Without altering anything, repeat each of the records.

┌────────

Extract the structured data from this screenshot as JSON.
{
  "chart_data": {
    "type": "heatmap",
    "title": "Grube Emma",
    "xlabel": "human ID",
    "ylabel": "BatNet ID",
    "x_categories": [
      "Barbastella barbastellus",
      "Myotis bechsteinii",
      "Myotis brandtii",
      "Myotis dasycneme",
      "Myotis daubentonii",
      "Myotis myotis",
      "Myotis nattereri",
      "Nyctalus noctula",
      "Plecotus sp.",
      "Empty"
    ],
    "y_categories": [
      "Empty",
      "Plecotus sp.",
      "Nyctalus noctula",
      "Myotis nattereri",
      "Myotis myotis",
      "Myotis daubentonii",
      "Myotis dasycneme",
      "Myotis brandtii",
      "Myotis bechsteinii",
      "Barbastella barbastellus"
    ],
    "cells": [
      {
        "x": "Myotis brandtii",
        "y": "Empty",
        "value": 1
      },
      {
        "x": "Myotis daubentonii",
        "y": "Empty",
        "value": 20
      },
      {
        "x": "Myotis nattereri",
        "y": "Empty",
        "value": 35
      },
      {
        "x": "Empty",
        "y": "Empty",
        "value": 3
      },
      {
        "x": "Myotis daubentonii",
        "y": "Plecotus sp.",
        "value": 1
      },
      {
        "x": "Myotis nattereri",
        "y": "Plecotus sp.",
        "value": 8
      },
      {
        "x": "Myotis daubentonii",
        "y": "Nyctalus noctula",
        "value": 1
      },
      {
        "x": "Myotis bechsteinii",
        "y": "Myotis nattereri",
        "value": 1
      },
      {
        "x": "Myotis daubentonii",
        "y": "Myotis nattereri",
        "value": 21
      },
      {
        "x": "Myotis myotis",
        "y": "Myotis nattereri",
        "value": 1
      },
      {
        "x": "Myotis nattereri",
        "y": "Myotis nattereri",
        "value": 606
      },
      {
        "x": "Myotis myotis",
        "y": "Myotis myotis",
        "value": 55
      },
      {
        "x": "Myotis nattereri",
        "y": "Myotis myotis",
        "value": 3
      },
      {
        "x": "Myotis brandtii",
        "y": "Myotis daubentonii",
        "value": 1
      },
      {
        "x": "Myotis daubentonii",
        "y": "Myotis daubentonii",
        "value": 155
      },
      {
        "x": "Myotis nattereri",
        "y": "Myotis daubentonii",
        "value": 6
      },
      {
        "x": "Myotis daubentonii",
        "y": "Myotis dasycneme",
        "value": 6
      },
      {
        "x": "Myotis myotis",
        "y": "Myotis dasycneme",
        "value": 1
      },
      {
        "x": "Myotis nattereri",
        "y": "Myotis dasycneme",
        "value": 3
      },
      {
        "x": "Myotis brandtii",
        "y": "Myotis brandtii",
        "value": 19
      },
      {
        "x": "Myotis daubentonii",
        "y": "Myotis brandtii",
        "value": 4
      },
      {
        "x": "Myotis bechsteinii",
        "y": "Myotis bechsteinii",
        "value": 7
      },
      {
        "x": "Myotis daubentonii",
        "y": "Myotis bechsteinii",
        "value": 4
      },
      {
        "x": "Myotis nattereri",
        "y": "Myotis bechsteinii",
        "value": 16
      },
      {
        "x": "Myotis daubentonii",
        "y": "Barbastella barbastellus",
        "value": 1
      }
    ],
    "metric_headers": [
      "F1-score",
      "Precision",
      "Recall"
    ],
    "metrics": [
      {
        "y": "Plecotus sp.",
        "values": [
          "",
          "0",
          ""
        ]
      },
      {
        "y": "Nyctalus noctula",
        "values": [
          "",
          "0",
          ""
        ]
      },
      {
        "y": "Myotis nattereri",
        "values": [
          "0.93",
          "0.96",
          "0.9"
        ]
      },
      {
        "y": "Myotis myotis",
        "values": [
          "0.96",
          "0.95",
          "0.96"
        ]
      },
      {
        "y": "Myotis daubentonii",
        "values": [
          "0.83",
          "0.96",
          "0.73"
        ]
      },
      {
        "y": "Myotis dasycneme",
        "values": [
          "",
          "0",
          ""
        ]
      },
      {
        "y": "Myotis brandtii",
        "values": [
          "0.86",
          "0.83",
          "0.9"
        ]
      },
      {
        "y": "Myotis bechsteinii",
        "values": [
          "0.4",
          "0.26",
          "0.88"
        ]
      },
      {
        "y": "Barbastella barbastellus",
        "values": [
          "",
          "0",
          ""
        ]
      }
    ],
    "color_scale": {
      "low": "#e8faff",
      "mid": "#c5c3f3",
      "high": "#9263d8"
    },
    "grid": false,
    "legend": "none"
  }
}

└────────

__Worked answer__
Extract the structured data from this screenshot as JSON.
{
  "chart_data": {
    "type": "heatmap",
    "title": "Grube Emma",
    "xlabel": "human ID",
    "ylabel": "BatNet ID",
    "x_categories": [
      "Barbastella barbastellus",
      "Myotis bechsteinii",
      "Myotis brandtii",
      "Myotis dasycneme",
      "Myotis daubentonii",
      "Myotis myotis",
      "Myotis nattereri",
      "Nyctalus noctula",
      "Plecotus sp.",
      "Empty"
    ],
    "y_categories": [
      "Empty",
      "Plecotus sp.",
      "Nyctalus noctula",
      "Myotis nattereri",
      "Myotis myotis",
      "Myotis daubentonii",
      "Myotis dasycneme",
      "Myotis brandtii",
      "Myotis bechsteinii",
      "Barbastella barbastellus"
    ],
    "cells": [
      {
        "x": "Myotis brandtii",
        "y": "Empty",
        "value": 1
      },
      {
        "x": "Myotis daubentonii",
        "y": "Empty",
        "value": 20
      },
      {
        "x": "Myotis nattereri",
        "y": "Empty",
        "value": 35
      },
      {
        "x": "Empty",
        "y": "Empty",
        "value": 3
      },
      {
        "x": "Myotis daubentonii",
        "y": "Plecotus sp.",
        "value": 1
      },
      {
        "x": "Myotis nattereri",
        "y": "Plecotus sp.",
        "value": 8
      },
      {
        "x": "Myotis daubentonii",
        "y": "Nyctalus noctula",
        "value": 1
      },
      {
        "x": "Myotis bechsteinii",
        "y": "Myotis nattereri",
        "value": 1
      },
      {
        "x": "Myotis daubentonii",
        "y": "Myotis nattereri",
        "value": 21
      },
      {
        "x": "Myotis myotis",
        "y": "Myotis nattereri",
        "value": 1
      },
      {
        "x": "Myotis nattereri",
        "y": "Myotis nattereri",
        "value": 606
      },
      {
        "x": "Myotis myotis",
        "y": "Myotis myotis",
        "value": 55
      },
      {
        "x": "Myotis nattereri",
        "y": "Myotis myotis",
        "value": 3
      },
      {
        "x": "Myotis brandtii",
        "y": "Myotis daubentonii",
        "value": 1
      },
      {
        "x": "Myotis daubentonii",
        "y": "Myotis daubentonii",
        "value": 155
      },
      {
        "x": "Myotis nattereri",
        "y": "Myotis daubentonii",
        "value": 6
      },
      {
        "x": "Myotis daubentonii",
        "y": "Myotis dasycneme",
        "value": 6
      },
      {
        "x": "Myotis myotis",
        "y": "Myotis dasycneme",
        "value": 1
      },
      {
        "x": "Myotis nattereri",
        "y": "Myotis dasycneme",
        "value": 3
      },
      {
        "x": "Myotis brandtii",
        "y": "Myotis brandtii",
        "value": 19
      },
      {
        "x": "Myotis daubentonii",
        "y": "Myotis brandtii",
        "value": 4
      },
      {
        "x": "Myotis bechsteinii",
        "y": "Myotis bechsteinii",
        "value": 7
      },
      {
        "x": "Myotis daubentonii",
        "y": "Myotis bechsteinii",
        "value": 4
      },
      {
        "x": "Myotis nattereri",
        "y": "Myotis bechsteinii",
        "value": 16
      },
      {
        "x": "Myotis daubentonii",
        "y": "Barbastella barbastellus",
        "value": 1
      }
    ],
    "metric_headers": [
      "F1-score",
      "Precision",
      "Recall"
    ],
    "metrics": [
      {
        "y": "Plecotus sp.",
        "values": [
          "",
          "0",
          ""
        ]
      },
      {
        "y": "Nyctalus noctula",
        "values": [
          "",
          "0",
          ""
        ]
      },
      {
        "y": "Myotis nattereri",
        "values": [
          "0.93",
          "0.96",
          "0.9"
        ]
      },
      {
        "y": "Myotis myotis",
        "values": [
          "0.96",
          "0.95",
          "0.96"
        ]
      },
      {
        "y": "Myotis daubentonii",
        "values": [
          "0.83",
          "0.96",
          "0.73"
        ]
      },
      {
        "y": "Myotis dasycneme",
        "values": [
          "",
          "0",
          ""
        ]
      },
      {
        "y": "Myotis brandtii",
        "values": [
          "0.86",
          "0.83",
          "0.9"
        ]
      },
      {
        "y": "Myotis bechsteinii",
        "values": [
          "0.4",
          "0.26",
          "0.88"
        ]
      },
      {
        "y": "Barbastella barbastellus",
        "values": [
          "",
          "0",
          ""
        ]
      }
    ],
    "color_scale": {
      "low": "#e8faff",
      "mid": "#c5c3f3",
      "high": "#9263d8"
    },
    "grid": false,
    "legend": "none"
  }
}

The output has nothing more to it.